Box coordinate listings:

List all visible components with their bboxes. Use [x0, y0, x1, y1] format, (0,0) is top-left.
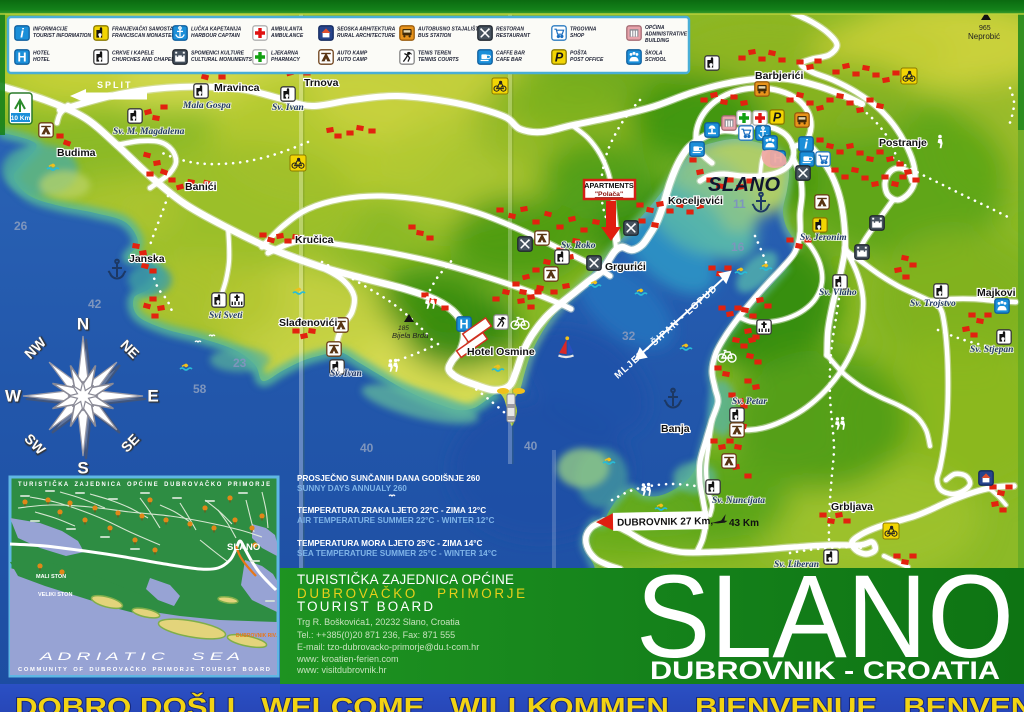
svg-text:TENIS TEREN: TENIS TEREN — [418, 51, 451, 57]
svg-text:42: 42 — [88, 297, 102, 311]
svg-text:Sv. Petar: Sv. Petar — [732, 397, 767, 407]
svg-text:Sv. M. Magdalena: Sv. M. Magdalena — [113, 127, 185, 137]
svg-text:CAFFE BAR: CAFFE BAR — [496, 51, 525, 57]
svg-text:SEA TEMPERATURE SUMMER 25°C: SEA TEMPERATURE SUMMER 25°C - WINTER 14°… — [297, 549, 497, 558]
svg-text:Sv. Jeronim: Sv. Jeronim — [800, 233, 847, 243]
svg-text:Postranje: Postranje — [879, 137, 927, 149]
svg-text:SEOSKA ARHITEKTURA: SEOSKA ARHITEKTURA — [337, 27, 396, 33]
svg-text:RURAL ARCHITECTURE: RURAL ARCHITECTURE — [337, 33, 396, 39]
svg-text:FRANCISCAN MONASTERY: FRANCISCAN MONASTERY — [112, 33, 179, 39]
svg-text:W: W — [5, 387, 22, 406]
svg-text:T U R I S T I Č K A Z A J E: T U R I S T I Č K A Z A J E D N I C A O … — [18, 480, 270, 488]
svg-text:CRKVE I KAPELE: CRKVE I KAPELE — [112, 51, 155, 57]
svg-text:POST OFFICE: POST OFFICE — [570, 57, 604, 63]
svg-text:E: E — [147, 387, 158, 406]
svg-text:Budima: Budima — [57, 147, 96, 159]
svg-text:Grgurići: Grgurići — [605, 261, 646, 273]
svg-text:SPOMENICI KULTURE: SPOMENICI KULTURE — [191, 51, 245, 57]
svg-text:HOTEL: HOTEL — [33, 57, 50, 63]
svg-text:DOBRO DOŠLI WELCOME WILLKO: DOBRO DOŠLI WELCOME WILLKOMMEN BIENVENUE… — [15, 692, 1024, 712]
svg-text:Neprobić: Neprobić — [968, 32, 1000, 41]
svg-text:AUTO CAMP: AUTO CAMP — [336, 57, 368, 63]
svg-text:AUTOBUSNO STAJALIŠTE: AUTOBUSNO STAJALIŠTE — [417, 25, 482, 33]
svg-text:FRANJEVAČKI SAMOSTAN: FRANJEVAČKI SAMOSTAN — [112, 25, 177, 33]
svg-text:40: 40 — [360, 441, 374, 455]
svg-text:DUBROVNIK - CROATIA: DUBROVNIK - CROATIA — [650, 657, 1000, 685]
svg-text:CAFE BAR: CAFE BAR — [496, 57, 522, 63]
svg-text:PROSJEČNO SUNČANIH DANA GODIŠ: PROSJEČNO SUNČANIH DANA GODIŠNJE 260 — [297, 472, 480, 483]
svg-text:11: 11 — [733, 197, 746, 211]
svg-text:PHARMACY: PHARMACY — [271, 57, 301, 63]
svg-text:AMBULANCE: AMBULANCE — [270, 33, 304, 39]
svg-text:Banja: Banja — [661, 423, 690, 435]
svg-text:POŠTA: POŠTA — [570, 49, 587, 57]
svg-text:ADMINISTRATIVE: ADMINISTRATIVE — [644, 32, 688, 38]
svg-text:Grbljava: Grbljava — [831, 501, 873, 513]
svg-text:Mravinca: Mravinca — [214, 82, 260, 94]
svg-text:www: kroatien-ferien.com: www: kroatien-ferien.com — [296, 654, 399, 664]
svg-text:S: S — [77, 459, 88, 478]
svg-text:HOTEL: HOTEL — [33, 51, 50, 57]
svg-text:LUČKA KAPETANIJA: LUČKA KAPETANIJA — [191, 25, 242, 33]
svg-text:23: 23 — [233, 356, 247, 370]
svg-text:Sv. Ivan: Sv. Ivan — [330, 369, 362, 379]
svg-text:SUNNY DAYS ANNUALY 260: SUNNY DAYS ANNUALY 260 — [297, 484, 407, 493]
svg-text:AMBULANTA: AMBULANTA — [270, 27, 303, 33]
svg-text:Sv. Stjepan: Sv. Stjepan — [970, 345, 1013, 355]
svg-text:TURISTIČKA ZAJEDNICA OPĆINE: TURISTIČKA ZAJEDNICA OPĆINE — [297, 572, 515, 587]
svg-text:DUBROVNIK 27 Km,: DUBROVNIK 27 Km, — [617, 516, 714, 529]
svg-text:SLANO: SLANO — [708, 174, 781, 196]
svg-text:Sv. Vlaho: Sv. Vlaho — [819, 288, 857, 298]
svg-text:HARBOUR CAPTAIN: HARBOUR CAPTAIN — [191, 33, 240, 39]
svg-text:Koceljevići: Koceljevići — [668, 195, 723, 207]
svg-text:40: 40 — [524, 439, 538, 453]
svg-text:RESTAURANT: RESTAURANT — [496, 33, 531, 39]
svg-text:Mala Gospa: Mala Gospa — [182, 101, 231, 111]
svg-text:TEMPERATURA ZRAKA LJETO 22°: TEMPERATURA ZRAKA LJETO 22°C - ZIMA 12°C — [297, 506, 486, 515]
svg-text:10 Km: 10 Km — [11, 115, 31, 122]
svg-text:Svi Sveti: Svi Sveti — [209, 311, 243, 321]
svg-text:58: 58 — [193, 382, 207, 396]
svg-text:ŠKOLA: ŠKOLA — [645, 49, 663, 57]
svg-text:43 Km: 43 Km — [729, 518, 759, 529]
svg-text:MALI STON: MALI STON — [36, 574, 66, 580]
svg-text:Kručica: Kručica — [295, 234, 334, 246]
svg-text:BUS STATION: BUS STATION — [418, 33, 452, 39]
svg-text:Tel.: ++385(0)20 871 236, Fax:: Tel.: ++385(0)20 871 236, Fax: 871 555 — [297, 630, 455, 640]
svg-text:INFORMACIJE: INFORMACIJE — [33, 27, 68, 33]
svg-text:Janska: Janska — [129, 253, 165, 265]
svg-text:A D R I A T I C S E A: A D R I A T I C S E A — [38, 651, 240, 663]
svg-text:Banići: Banići — [185, 181, 217, 193]
svg-text:965: 965 — [979, 25, 991, 32]
svg-text:16: 16 — [731, 240, 745, 254]
svg-text:E-mail: tzo-dubrovacko-primorj: E-mail: tzo-dubrovacko-primorje@du.t-com… — [297, 642, 479, 652]
svg-text:Sv. Roko: Sv. Roko — [561, 241, 596, 251]
svg-text:APARTMENTS: APARTMENTS — [584, 181, 634, 190]
svg-text:AUTO KAMP: AUTO KAMP — [336, 51, 368, 57]
svg-text:SLANO: SLANO — [227, 542, 260, 553]
svg-text:www: visitdubrovnik.hr: www: visitdubrovnik.hr — [296, 665, 387, 675]
svg-text:AIR TEMPERATURE SUMMER 22°C: AIR TEMPERATURE SUMMER 22°C - WINTER 12°… — [297, 516, 495, 525]
svg-text:Sv. Nuncijata: Sv. Nuncijata — [712, 496, 765, 506]
svg-text:SPLIT: SPLIT — [97, 80, 133, 90]
svg-text:TEMPERATURA MORA LJETO 25°C: TEMPERATURA MORA LJETO 25°C - ZIMA 14°C — [297, 539, 483, 548]
svg-text:Bijela Brda: Bijela Brda — [392, 331, 428, 340]
svg-text:OPĆINA: OPĆINA — [645, 24, 665, 31]
svg-text:32: 32 — [622, 329, 636, 343]
svg-text:Sv. Trojstvo: Sv. Trojstvo — [910, 299, 956, 309]
svg-text:LJEKARNA: LJEKARNA — [271, 51, 299, 57]
svg-text:VELIKI STON: VELIKI STON — [38, 592, 72, 598]
svg-text:"Polača": "Polača" — [595, 191, 623, 198]
svg-text:Barbjerići: Barbjerići — [755, 70, 804, 82]
svg-text:RESTORAN: RESTORAN — [496, 27, 524, 33]
svg-text:SHOP: SHOP — [570, 33, 585, 39]
svg-text:Trnova: Trnova — [304, 77, 339, 89]
svg-text:Hotel Osmine: Hotel Osmine — [467, 346, 535, 358]
svg-text:C O M M U N I T Y O F D: C O M M U N I T Y O F D U B R O V A Č K … — [18, 666, 270, 673]
svg-text:TOURIST INFORMATION: TOURIST INFORMATION — [33, 33, 92, 39]
svg-text:Sv. Ivan: Sv. Ivan — [272, 103, 304, 113]
svg-text:26: 26 — [14, 219, 28, 233]
svg-text:Trg R. Boškovića1, 20232 Slano: Trg R. Boškovića1, 20232 Slano, Croatia — [297, 617, 460, 627]
svg-text:CULTURAL MONUMENTS: CULTURAL MONUMENTS — [191, 57, 253, 63]
svg-text:CHURCHES AND CHAPELS: CHURCHES AND CHAPELS — [112, 57, 178, 63]
svg-text:BUILDING: BUILDING — [645, 38, 669, 44]
svg-text:DUBROVNIK RIV.: DUBROVNIK RIV. — [236, 633, 278, 639]
svg-text:Majkovi: Majkovi — [977, 287, 1016, 299]
svg-text:TRGOVINA: TRGOVINA — [570, 27, 597, 33]
svg-text:SCHOOL: SCHOOL — [645, 57, 666, 63]
svg-text:TOURIST BOARD: TOURIST BOARD — [297, 599, 435, 614]
svg-text:Slađenovići: Slađenovići — [279, 317, 337, 329]
svg-text:TENNIS COURTS: TENNIS COURTS — [418, 57, 459, 63]
svg-text:N: N — [77, 315, 89, 334]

DESCRIPTION OF THE TASK: Convert the data lines from the one containing "svg-text:TENIS TEREN: TENIS" through the one containing "svg-text:CAFE BAR: CAFE", both included, into a JSON list of strings with one string per line. Leave out any blank lines.

EXERCISE OUTPUT:
[
  "svg-text:TENIS TEREN: TENIS TEREN — [418, 51, 451, 57]",
  "svg-text:42: 42 — [88, 297, 102, 311]",
  "svg-text:Sv. Petar: Sv. Petar — [732, 397, 767, 407]",
  "svg-text:Sv. M. Magdalena: Sv. M. Magdalena — [113, 127, 185, 137]",
  "svg-text:CAFFE BAR: CAFFE BAR — [496, 51, 525, 57]",
  "svg-text:SEA TEMPERATURE SUMMER 25°C: SEA TEMPERATURE SUMMER 25°C - WINTER 14°… — [297, 549, 497, 558]",
  "svg-text:Sv. Jeronim: Sv. Jeronim — [800, 233, 847, 243]",
  "svg-text:Postranje: Postranje — [879, 137, 927, 149]",
  "svg-text:SEOSKA ARHITEKTURA: SEOSKA ARHITEKTURA — [337, 27, 396, 33]",
  "svg-text:RURAL ARCHITECTURE: RURAL ARCHITECTURE — [337, 33, 396, 39]",
  "svg-text:FRANCISCAN MONASTERY: FRANCISCAN MONASTERY — [112, 33, 179, 39]",
  "svg-text:W: W — [5, 387, 22, 406]",
  "svg-text:T U R I S T I Č K A Z A J E: T U R I S T I Č K A Z A J E D N I C A O … — [18, 480, 270, 488]",
  "svg-text:CRKVE I KAPELE: CRKVE I KAPELE — [112, 51, 155, 57]",
  "svg-text:POST OFFICE: POST OFFICE — [570, 57, 604, 63]",
  "svg-text:E: E — [147, 387, 158, 406]",
  "svg-text:Budima: Budima — [57, 147, 96, 159]",
  "svg-text:Grgurići: Grgurići — [605, 261, 646, 273]",
  "svg-text:SPOMENICI KULTURE: SPOMENICI KULTURE — [191, 51, 245, 57]",
  "svg-text:HOTEL: HOTEL — [33, 57, 50, 63]",
  "svg-text:DOBRO DOŠLI WELCOME WILLKO: DOBRO DOŠLI WELCOME WILLKOMMEN BIENVENUE… — [15, 692, 1024, 712]",
  "svg-text:Neprobić: Neprobić — [968, 32, 1000, 41]",
  "svg-text:AUTO CAMP: AUTO CAMP — [336, 57, 368, 63]",
  "svg-text:AUTOBUSNO STAJALIŠTE: AUTOBUSNO STAJALIŠTE — [417, 25, 482, 33]",
  "svg-text:FRANJEVAČKI SAMOSTAN: FRANJEVAČKI SAMOSTAN — [112, 25, 177, 33]",
  "svg-text:40: 40 — [360, 441, 374, 455]",
  "svg-text:DUBROVNIK - CROATIA: DUBROVNIK - CROATIA — [650, 657, 1000, 685]",
  "svg-text:CAFE BAR: CAFE BAR — [496, 57, 522, 63]"
]